**Problem:**
In the listing below, locate the lines bearing the word "half". Copy every one of them.

**Task input:**
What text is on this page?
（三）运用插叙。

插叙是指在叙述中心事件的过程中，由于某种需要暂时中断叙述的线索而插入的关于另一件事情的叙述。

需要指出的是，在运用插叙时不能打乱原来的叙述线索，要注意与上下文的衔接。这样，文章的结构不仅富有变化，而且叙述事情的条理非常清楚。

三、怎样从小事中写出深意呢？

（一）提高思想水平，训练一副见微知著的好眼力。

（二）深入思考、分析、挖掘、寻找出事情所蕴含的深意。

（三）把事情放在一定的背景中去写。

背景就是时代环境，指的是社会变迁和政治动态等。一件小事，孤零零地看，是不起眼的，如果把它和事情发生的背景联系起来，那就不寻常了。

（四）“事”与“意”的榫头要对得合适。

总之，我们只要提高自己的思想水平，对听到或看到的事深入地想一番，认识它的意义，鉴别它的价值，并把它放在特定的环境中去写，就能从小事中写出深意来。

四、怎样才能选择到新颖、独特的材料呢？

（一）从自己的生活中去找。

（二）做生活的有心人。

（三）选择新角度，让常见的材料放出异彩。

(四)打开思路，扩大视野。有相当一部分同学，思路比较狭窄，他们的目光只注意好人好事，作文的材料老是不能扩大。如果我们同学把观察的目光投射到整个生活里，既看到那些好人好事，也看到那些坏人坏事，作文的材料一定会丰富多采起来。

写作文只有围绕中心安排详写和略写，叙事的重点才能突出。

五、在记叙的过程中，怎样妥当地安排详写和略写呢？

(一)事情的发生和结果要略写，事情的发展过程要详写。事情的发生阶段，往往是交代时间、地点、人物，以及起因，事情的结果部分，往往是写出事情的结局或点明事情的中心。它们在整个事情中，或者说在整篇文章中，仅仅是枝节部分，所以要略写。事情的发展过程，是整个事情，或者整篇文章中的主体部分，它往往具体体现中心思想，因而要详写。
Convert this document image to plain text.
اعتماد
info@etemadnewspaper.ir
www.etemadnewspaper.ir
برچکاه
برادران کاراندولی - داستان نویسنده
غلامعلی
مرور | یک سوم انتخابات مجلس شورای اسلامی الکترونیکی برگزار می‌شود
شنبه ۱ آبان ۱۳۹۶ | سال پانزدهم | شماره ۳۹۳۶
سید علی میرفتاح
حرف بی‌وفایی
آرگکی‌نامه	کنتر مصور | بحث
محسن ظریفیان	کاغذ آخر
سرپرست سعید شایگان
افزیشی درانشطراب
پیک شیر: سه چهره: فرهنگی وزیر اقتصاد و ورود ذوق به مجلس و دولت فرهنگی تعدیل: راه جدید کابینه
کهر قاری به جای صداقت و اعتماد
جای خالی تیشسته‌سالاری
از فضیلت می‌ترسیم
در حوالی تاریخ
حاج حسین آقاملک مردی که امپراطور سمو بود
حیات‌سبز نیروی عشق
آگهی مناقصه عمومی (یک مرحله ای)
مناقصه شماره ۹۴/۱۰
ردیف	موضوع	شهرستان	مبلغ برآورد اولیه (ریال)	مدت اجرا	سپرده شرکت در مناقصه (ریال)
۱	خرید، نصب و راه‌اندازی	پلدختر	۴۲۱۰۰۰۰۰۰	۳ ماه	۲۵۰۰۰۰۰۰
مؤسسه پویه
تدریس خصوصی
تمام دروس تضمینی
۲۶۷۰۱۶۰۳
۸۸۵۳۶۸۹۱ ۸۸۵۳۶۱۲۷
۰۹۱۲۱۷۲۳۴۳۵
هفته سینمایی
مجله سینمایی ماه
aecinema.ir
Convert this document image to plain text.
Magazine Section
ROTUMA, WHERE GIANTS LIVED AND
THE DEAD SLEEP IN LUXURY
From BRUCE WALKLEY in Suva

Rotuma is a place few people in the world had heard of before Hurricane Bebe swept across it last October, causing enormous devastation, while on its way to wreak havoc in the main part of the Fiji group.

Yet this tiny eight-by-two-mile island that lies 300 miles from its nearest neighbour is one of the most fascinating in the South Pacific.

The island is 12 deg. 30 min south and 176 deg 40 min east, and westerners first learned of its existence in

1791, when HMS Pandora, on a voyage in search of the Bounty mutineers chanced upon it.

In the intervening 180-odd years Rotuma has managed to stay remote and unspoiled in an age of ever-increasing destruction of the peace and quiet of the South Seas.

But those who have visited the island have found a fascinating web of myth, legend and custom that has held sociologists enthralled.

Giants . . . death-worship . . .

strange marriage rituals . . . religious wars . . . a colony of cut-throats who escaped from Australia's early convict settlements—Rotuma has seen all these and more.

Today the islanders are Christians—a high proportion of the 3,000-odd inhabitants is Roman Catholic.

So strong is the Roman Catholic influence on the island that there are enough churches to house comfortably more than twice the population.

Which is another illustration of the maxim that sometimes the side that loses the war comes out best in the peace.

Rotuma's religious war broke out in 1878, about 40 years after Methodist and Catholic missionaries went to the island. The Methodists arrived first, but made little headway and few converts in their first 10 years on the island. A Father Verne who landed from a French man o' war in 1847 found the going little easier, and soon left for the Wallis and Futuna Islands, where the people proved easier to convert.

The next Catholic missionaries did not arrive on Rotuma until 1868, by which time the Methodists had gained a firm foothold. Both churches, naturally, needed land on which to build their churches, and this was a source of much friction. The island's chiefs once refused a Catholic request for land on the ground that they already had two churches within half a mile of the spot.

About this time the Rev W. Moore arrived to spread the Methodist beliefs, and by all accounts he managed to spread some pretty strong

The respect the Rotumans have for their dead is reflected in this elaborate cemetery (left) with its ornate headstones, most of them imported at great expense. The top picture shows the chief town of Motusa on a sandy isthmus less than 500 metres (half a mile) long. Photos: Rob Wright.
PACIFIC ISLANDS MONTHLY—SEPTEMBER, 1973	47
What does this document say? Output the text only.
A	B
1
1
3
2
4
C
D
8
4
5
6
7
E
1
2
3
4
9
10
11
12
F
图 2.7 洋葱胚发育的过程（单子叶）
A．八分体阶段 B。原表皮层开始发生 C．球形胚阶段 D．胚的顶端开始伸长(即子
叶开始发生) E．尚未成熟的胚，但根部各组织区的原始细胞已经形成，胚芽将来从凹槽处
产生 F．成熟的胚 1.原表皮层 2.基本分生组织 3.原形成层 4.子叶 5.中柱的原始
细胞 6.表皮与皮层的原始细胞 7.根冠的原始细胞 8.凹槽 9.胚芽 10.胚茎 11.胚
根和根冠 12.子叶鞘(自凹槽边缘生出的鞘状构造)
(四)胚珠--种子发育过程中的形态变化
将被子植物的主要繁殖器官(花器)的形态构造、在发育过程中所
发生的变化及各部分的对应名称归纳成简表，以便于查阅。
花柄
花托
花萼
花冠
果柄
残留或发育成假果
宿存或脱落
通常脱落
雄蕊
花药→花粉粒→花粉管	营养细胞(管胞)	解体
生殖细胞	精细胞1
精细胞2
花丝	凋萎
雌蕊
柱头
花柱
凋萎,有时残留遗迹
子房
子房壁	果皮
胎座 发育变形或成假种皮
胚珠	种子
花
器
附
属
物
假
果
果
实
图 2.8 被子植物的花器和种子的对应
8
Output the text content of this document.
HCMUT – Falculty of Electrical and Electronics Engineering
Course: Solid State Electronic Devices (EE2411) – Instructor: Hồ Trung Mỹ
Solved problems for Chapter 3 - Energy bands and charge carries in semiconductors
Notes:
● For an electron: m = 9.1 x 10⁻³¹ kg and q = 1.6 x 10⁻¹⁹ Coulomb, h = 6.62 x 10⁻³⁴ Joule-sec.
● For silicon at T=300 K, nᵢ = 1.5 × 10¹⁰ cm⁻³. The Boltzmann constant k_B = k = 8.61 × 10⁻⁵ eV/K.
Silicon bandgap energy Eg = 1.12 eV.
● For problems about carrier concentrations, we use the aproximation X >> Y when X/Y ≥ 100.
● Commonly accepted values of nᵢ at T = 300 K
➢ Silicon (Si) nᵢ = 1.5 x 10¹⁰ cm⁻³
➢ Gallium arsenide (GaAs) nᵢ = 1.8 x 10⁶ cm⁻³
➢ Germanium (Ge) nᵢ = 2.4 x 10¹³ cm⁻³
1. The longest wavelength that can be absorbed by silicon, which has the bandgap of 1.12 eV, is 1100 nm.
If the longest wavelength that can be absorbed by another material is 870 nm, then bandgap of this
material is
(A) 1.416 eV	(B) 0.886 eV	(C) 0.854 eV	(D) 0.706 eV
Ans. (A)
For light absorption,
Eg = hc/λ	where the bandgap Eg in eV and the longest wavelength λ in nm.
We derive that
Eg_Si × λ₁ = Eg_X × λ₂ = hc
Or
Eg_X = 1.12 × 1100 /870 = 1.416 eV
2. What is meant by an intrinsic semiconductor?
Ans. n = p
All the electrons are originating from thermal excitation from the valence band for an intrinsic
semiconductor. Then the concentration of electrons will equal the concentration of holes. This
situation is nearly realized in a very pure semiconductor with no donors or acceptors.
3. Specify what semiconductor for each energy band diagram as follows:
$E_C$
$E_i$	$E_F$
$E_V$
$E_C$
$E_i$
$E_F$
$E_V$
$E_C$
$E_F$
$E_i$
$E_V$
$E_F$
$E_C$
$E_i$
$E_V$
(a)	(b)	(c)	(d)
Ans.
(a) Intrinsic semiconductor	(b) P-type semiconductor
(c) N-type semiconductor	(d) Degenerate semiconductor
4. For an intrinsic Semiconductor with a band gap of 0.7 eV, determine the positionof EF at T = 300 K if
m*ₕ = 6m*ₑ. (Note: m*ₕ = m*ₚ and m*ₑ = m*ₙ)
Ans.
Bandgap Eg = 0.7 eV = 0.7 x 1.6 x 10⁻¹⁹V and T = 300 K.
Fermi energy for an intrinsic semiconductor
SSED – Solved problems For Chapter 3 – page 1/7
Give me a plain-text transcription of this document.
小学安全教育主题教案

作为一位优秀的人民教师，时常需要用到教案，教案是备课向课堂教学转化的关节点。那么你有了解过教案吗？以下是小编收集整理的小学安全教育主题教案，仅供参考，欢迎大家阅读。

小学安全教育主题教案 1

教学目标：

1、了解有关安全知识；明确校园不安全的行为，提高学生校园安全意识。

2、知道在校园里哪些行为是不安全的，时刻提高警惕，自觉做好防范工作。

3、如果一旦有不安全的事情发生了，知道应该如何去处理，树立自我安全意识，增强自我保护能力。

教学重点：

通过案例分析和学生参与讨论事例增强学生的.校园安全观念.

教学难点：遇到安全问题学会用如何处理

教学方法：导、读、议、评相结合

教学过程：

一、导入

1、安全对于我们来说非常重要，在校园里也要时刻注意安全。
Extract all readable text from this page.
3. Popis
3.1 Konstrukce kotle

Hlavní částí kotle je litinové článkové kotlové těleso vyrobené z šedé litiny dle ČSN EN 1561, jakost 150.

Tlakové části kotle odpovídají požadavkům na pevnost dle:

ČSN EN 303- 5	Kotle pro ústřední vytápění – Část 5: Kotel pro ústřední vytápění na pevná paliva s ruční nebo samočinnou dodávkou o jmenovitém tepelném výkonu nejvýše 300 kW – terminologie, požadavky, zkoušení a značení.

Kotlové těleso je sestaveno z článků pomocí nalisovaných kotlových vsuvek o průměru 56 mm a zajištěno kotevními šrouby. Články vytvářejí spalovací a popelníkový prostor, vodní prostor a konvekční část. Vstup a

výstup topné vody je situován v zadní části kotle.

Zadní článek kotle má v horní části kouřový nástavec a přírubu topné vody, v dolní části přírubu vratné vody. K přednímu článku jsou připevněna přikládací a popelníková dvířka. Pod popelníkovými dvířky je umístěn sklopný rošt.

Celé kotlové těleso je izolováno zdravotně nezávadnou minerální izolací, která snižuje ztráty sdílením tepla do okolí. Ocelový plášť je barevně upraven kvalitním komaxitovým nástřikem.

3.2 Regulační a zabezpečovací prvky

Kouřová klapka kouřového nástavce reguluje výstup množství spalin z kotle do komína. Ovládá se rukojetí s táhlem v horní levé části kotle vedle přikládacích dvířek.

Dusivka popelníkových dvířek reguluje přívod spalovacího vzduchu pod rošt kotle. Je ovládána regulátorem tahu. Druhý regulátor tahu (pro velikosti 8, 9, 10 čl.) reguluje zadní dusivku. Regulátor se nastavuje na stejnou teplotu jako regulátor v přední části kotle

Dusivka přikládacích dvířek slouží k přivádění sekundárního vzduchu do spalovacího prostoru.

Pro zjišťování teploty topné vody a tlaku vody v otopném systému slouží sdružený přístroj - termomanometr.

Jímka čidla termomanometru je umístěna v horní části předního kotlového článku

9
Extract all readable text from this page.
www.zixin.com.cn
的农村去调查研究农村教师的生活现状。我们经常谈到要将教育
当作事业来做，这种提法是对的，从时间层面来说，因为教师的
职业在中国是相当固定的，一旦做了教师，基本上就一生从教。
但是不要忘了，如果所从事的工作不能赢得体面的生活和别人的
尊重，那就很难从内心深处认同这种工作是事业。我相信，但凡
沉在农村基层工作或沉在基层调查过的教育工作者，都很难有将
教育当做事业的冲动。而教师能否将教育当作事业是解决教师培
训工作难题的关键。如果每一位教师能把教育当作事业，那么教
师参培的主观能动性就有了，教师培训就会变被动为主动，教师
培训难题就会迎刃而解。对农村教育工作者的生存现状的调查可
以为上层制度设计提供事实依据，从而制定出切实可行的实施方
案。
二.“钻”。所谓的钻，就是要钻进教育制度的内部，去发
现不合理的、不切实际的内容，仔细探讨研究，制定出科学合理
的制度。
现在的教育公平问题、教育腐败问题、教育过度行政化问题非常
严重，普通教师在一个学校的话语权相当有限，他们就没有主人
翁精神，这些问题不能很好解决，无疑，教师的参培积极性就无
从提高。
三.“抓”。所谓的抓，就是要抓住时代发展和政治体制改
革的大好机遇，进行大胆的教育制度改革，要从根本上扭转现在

**Finished exercise:**
The next Catholic missionaries did not arrive on Rotuma until 1868, by which time the Methodists had gained a firm foothold. Both churches, naturally, needed land on which to build their churches, and this was a source of much friction. The island's chiefs once refused a Catholic request for land on the ground that they already had two churches within half a mile of the spot.
The respect the Rotumans have for their dead is reflected in this elaborate cemetery (left) with its ornate headstones, most of them imported at great expense. The top picture shows the chief town of Motusa on a sandy isthmus less than 500 metres (half a mile) long. Photos: Rob Wright.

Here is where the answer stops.